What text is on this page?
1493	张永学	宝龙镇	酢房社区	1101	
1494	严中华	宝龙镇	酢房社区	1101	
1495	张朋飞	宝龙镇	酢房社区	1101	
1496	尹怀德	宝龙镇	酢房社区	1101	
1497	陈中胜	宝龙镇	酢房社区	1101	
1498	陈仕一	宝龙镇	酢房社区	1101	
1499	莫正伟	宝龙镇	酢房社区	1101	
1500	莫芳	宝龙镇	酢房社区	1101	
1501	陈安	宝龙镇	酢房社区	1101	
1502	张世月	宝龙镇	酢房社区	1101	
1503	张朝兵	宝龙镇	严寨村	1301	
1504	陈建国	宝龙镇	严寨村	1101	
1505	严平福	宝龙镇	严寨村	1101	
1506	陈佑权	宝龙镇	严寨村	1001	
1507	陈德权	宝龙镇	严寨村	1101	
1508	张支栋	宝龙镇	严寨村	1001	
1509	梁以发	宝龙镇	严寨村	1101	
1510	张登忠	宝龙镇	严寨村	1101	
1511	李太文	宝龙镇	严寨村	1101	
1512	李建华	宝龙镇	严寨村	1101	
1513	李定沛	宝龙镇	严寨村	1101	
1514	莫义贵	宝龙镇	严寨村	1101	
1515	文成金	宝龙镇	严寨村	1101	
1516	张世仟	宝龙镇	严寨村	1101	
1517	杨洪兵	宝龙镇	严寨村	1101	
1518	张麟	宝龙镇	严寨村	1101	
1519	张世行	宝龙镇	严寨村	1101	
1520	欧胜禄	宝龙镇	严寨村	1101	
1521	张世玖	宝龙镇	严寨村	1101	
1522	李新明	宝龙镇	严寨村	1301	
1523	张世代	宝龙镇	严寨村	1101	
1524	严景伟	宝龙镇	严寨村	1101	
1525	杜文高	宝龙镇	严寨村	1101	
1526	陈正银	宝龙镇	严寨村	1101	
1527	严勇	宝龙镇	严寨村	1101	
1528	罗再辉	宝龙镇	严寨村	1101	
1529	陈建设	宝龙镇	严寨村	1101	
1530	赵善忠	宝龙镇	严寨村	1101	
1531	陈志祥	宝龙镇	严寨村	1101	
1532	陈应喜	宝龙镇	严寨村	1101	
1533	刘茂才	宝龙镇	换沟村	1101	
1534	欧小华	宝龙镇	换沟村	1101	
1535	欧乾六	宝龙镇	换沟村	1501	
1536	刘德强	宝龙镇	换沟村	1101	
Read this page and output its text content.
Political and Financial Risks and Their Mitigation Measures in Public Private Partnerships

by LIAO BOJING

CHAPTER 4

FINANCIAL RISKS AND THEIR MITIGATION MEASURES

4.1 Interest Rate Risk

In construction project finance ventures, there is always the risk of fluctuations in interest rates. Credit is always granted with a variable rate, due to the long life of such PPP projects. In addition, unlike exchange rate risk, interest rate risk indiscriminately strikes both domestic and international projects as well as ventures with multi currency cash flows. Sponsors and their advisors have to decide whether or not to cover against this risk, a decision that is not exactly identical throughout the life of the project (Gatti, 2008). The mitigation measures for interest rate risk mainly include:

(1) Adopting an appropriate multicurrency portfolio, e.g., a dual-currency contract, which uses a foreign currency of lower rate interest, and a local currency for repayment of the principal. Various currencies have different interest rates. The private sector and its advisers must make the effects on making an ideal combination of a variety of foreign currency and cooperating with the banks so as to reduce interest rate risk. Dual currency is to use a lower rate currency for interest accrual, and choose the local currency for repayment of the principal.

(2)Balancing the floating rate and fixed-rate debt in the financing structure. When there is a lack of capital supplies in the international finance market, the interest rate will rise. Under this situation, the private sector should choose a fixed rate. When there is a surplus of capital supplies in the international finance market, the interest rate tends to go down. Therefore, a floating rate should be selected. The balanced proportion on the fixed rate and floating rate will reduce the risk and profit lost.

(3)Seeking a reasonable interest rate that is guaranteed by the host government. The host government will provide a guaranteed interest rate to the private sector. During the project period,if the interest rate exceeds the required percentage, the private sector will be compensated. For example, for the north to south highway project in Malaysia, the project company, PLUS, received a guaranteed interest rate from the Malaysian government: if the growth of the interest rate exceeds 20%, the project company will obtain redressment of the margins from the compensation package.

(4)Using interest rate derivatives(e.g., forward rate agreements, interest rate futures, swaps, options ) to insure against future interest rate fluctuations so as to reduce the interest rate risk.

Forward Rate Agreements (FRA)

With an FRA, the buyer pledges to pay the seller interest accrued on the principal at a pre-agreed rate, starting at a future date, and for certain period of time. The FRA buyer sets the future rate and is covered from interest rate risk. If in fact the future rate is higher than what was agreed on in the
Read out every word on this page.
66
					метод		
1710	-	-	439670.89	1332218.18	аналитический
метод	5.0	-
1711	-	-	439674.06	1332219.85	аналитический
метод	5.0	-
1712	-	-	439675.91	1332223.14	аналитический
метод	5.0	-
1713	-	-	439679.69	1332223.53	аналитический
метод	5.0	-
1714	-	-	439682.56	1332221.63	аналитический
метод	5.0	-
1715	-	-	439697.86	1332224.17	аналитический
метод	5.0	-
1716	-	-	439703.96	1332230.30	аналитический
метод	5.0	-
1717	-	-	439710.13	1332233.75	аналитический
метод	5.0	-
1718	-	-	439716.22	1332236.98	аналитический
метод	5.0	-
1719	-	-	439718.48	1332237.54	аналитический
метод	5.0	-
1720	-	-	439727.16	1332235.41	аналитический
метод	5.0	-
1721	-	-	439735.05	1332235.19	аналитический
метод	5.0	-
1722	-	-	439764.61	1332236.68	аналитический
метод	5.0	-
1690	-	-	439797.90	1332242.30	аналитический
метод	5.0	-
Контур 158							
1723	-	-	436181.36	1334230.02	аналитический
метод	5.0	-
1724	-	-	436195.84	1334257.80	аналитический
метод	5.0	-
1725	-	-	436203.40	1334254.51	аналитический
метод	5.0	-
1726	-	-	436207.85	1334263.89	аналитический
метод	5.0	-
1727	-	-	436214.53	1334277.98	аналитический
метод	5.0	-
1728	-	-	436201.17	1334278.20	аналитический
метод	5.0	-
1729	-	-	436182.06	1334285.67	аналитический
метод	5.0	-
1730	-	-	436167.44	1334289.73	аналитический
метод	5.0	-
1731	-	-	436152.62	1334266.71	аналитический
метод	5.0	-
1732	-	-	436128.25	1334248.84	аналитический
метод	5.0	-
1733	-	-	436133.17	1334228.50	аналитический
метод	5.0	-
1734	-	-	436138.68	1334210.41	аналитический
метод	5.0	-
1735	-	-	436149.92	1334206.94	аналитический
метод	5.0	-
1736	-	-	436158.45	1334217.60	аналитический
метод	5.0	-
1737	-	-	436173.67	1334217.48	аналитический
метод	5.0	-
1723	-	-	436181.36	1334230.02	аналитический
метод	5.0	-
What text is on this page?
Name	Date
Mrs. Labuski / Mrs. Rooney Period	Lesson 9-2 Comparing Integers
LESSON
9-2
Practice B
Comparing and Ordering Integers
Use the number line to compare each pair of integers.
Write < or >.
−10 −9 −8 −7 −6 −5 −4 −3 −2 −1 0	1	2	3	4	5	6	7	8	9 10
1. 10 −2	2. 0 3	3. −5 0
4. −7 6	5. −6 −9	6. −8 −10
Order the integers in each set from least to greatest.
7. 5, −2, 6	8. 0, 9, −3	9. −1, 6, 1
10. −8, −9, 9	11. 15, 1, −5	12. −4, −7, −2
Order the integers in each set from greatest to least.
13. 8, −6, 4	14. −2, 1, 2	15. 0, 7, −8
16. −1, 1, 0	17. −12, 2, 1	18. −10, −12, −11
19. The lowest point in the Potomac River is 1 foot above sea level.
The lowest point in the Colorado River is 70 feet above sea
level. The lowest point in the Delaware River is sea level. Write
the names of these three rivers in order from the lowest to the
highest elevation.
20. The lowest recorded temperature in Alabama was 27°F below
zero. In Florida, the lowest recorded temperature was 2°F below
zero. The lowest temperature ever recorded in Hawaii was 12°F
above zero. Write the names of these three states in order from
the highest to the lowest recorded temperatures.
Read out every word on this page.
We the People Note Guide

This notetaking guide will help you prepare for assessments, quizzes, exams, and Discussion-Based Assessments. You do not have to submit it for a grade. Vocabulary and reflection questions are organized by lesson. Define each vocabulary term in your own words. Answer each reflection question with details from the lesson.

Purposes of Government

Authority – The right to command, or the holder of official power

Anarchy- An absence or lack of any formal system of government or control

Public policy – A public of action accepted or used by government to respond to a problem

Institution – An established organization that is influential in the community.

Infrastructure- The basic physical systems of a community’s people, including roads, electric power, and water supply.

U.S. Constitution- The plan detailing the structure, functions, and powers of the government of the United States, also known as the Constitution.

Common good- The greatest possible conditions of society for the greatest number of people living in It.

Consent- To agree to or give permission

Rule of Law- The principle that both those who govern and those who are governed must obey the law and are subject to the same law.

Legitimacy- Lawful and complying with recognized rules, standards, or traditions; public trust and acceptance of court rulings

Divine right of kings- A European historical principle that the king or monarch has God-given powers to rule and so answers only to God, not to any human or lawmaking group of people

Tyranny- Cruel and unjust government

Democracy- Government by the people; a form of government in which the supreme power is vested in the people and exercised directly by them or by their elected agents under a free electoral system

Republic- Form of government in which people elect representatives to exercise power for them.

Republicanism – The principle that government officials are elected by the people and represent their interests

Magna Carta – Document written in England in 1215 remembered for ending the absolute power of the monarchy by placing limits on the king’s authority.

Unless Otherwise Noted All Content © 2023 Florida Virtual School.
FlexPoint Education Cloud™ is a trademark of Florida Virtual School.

━━━━━━━━━━━━━━━━━━━━

— Given request —
Each line in the entries above that includes the string "highest" should be extracted.

— Expected answer —
highest elevation.
the highest to the lowest recorded temperatures.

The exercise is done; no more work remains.